SET PROBLEM: In the material below, find all lines with the string "symbols" and copy them.

MATERIAL SHOWN:
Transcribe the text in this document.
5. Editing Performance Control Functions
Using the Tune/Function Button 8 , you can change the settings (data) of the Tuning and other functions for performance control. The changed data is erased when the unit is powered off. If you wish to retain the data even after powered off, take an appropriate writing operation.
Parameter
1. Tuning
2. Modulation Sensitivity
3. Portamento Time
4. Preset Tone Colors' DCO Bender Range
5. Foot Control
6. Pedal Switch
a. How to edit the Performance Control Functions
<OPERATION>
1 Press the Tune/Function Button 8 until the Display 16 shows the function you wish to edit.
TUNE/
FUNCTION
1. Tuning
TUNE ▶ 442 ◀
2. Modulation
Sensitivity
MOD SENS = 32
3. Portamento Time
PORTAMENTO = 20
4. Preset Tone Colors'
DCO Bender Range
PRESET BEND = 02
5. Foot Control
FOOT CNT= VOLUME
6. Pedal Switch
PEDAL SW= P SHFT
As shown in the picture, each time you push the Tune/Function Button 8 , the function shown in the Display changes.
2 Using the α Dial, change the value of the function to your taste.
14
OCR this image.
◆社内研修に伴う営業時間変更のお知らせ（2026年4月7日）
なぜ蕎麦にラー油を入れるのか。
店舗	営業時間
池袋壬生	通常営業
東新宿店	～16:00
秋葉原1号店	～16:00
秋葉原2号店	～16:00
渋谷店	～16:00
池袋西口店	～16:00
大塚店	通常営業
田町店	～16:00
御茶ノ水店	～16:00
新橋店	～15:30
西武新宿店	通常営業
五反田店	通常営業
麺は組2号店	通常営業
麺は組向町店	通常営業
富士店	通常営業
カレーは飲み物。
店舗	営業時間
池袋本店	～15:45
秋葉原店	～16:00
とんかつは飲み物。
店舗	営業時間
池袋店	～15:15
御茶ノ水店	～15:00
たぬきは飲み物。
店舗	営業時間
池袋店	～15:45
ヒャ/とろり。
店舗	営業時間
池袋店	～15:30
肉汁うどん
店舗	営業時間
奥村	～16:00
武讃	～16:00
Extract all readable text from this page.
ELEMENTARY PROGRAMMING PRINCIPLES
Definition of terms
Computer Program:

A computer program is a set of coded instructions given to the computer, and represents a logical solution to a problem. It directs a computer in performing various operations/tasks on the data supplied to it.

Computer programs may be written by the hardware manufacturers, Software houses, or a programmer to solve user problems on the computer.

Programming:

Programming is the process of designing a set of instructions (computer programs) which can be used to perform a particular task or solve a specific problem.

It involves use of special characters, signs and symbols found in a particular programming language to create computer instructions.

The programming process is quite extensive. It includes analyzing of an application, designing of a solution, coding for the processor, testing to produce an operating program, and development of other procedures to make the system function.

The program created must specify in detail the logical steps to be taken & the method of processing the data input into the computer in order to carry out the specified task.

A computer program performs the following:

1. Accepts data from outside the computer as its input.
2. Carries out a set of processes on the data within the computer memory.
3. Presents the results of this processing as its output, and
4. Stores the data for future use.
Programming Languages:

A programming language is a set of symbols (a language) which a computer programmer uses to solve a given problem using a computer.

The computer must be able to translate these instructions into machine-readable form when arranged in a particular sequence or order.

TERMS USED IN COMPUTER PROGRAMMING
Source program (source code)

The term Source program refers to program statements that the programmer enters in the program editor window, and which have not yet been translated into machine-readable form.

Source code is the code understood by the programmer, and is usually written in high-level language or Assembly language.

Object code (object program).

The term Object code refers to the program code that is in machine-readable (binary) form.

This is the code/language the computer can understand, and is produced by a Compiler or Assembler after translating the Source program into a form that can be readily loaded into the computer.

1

EXERCISE RESULT:
It involves use of special characters, signs and symbols found in a particular programming language to create computer instructions.
A programming language is a set of symbols (a language) which a computer programmer uses to solve a given problem using a computer.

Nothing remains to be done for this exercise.